TASK INSTRUCTIONS -
Check each line of the listing below for the string "arrow", and copy the ones that have it.

EXERCISE MATERIAL -
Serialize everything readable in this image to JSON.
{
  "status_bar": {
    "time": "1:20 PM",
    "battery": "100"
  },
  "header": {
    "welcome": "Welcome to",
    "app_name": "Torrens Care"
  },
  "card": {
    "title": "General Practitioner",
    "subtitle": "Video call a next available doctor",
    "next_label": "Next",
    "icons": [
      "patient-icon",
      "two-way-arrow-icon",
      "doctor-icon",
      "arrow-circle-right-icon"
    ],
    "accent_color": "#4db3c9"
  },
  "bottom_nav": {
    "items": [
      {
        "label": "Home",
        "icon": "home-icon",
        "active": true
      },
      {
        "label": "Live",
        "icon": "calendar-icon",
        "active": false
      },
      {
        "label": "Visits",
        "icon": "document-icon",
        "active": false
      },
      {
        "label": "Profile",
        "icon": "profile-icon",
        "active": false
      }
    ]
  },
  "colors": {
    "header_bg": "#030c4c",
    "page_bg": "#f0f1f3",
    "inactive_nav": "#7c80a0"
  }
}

EXERCISE SOLUTION -
      "two-way-arrow-icon",
      "arrow-circle-right-icon"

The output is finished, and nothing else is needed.